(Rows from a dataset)
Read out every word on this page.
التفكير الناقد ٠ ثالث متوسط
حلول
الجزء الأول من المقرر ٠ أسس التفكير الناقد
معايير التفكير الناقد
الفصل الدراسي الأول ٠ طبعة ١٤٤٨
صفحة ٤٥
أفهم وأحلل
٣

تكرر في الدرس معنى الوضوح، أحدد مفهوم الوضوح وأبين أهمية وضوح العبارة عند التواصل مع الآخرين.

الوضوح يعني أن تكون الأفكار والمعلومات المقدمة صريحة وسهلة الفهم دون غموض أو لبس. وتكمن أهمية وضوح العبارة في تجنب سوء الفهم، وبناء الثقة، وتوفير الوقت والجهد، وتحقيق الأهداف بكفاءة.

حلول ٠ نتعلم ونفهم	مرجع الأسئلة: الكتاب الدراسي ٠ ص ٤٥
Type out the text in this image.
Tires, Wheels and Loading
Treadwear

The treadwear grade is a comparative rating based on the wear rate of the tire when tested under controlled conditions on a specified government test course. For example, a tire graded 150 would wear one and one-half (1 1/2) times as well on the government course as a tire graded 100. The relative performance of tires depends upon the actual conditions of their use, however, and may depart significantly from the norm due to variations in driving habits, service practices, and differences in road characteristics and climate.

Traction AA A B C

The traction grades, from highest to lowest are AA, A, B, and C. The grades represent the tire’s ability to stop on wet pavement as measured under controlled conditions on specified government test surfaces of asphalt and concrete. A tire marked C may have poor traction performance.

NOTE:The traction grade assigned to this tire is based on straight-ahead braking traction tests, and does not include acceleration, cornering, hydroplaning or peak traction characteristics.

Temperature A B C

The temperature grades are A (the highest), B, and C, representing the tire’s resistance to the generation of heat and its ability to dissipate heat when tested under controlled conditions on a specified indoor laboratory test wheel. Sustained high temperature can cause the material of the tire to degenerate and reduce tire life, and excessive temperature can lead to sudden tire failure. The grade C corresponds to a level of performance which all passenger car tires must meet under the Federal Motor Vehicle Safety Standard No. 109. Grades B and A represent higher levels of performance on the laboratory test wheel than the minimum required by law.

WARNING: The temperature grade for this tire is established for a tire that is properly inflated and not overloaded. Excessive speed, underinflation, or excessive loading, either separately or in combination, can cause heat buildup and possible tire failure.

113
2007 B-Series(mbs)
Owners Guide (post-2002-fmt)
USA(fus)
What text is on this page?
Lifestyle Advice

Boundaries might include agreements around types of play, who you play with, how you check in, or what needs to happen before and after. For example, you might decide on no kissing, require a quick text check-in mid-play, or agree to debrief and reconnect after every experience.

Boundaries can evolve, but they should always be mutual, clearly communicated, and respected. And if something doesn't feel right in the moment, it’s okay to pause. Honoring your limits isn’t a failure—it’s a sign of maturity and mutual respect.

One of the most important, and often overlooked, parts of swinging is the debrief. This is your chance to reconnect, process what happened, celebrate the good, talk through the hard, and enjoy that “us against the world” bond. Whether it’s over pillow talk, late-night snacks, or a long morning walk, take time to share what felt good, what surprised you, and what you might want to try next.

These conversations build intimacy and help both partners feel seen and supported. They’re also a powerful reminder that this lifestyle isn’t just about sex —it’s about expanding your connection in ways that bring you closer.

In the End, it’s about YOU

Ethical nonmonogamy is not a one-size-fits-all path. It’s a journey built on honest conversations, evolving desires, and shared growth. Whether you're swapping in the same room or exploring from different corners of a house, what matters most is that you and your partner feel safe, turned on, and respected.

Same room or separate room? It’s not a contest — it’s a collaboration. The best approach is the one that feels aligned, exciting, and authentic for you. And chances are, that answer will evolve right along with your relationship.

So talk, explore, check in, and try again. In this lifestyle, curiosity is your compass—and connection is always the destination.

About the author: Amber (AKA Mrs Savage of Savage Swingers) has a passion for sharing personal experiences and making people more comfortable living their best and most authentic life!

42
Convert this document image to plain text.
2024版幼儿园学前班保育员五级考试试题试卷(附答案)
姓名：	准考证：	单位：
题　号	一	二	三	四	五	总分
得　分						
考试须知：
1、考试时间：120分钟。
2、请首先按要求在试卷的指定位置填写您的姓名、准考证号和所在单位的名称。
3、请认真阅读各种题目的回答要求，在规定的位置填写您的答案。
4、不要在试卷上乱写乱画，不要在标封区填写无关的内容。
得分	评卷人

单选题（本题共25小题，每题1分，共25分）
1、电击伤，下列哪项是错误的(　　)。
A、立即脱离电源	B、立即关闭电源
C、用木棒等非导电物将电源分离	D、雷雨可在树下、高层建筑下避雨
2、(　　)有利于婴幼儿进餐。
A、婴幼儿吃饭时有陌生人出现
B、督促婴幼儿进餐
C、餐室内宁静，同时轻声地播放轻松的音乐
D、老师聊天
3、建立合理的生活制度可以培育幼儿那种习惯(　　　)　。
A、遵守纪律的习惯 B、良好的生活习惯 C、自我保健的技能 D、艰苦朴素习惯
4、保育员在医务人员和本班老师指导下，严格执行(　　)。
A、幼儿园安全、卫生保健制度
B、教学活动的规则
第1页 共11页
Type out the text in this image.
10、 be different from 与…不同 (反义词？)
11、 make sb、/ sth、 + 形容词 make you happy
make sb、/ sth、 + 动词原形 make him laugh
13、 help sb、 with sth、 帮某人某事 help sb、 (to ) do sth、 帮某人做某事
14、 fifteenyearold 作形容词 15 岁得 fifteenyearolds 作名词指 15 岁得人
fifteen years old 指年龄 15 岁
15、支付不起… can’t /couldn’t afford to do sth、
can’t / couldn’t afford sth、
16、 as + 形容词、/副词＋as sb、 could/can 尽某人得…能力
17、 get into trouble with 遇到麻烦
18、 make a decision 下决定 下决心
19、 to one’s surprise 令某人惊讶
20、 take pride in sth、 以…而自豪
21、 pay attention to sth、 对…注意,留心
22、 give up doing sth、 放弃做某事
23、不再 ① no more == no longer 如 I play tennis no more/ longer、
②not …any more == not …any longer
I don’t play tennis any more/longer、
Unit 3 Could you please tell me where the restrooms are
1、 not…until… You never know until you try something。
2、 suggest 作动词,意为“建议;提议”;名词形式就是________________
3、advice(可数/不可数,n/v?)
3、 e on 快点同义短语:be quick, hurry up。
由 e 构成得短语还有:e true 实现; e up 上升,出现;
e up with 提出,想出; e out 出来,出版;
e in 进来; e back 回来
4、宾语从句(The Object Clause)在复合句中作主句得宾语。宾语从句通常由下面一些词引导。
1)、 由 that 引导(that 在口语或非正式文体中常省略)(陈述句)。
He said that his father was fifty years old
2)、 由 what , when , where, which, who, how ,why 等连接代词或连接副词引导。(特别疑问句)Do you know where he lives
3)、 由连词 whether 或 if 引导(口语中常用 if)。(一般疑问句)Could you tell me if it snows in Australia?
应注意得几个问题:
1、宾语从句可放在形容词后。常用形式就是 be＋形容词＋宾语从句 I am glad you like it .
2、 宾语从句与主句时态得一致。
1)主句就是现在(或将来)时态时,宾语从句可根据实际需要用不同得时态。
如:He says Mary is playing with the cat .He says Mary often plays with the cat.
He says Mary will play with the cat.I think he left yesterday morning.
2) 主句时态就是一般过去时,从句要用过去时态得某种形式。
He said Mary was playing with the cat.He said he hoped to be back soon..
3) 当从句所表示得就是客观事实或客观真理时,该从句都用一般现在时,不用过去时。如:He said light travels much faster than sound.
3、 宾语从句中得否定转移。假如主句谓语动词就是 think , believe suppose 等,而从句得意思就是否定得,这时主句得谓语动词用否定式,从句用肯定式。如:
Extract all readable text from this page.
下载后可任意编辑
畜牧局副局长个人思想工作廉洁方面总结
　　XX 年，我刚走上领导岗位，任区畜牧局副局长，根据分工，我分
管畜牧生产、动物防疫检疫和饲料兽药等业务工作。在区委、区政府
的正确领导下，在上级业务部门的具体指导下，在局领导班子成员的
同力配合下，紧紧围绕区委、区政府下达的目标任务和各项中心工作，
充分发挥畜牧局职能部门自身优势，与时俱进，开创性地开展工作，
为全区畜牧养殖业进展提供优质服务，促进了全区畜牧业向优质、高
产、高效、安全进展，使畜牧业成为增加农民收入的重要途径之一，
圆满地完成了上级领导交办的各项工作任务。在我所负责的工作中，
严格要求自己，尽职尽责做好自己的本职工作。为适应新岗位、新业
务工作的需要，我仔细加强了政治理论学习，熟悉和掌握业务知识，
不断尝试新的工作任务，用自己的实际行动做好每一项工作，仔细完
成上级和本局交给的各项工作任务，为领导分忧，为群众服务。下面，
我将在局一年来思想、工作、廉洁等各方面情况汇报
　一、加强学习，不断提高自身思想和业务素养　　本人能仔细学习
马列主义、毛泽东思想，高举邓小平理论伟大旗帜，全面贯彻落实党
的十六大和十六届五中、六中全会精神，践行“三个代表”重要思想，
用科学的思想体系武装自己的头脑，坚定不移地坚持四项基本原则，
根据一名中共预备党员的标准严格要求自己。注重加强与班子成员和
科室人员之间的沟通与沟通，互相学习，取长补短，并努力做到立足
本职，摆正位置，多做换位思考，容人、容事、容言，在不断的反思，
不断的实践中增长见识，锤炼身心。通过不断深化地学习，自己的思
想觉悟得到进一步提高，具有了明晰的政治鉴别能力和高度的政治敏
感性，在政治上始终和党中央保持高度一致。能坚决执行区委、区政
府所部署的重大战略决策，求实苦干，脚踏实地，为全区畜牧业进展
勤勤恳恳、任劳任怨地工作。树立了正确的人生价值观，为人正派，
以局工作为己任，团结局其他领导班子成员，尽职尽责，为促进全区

Your goal:
Extract each line holding the string "know".

Task solution:
1、 not…until… You never know until you try something。
2)、 由 what , when , where, which, who, how ,why 等连接代词或连接副词引导。(特别疑问句)Do you know where he lives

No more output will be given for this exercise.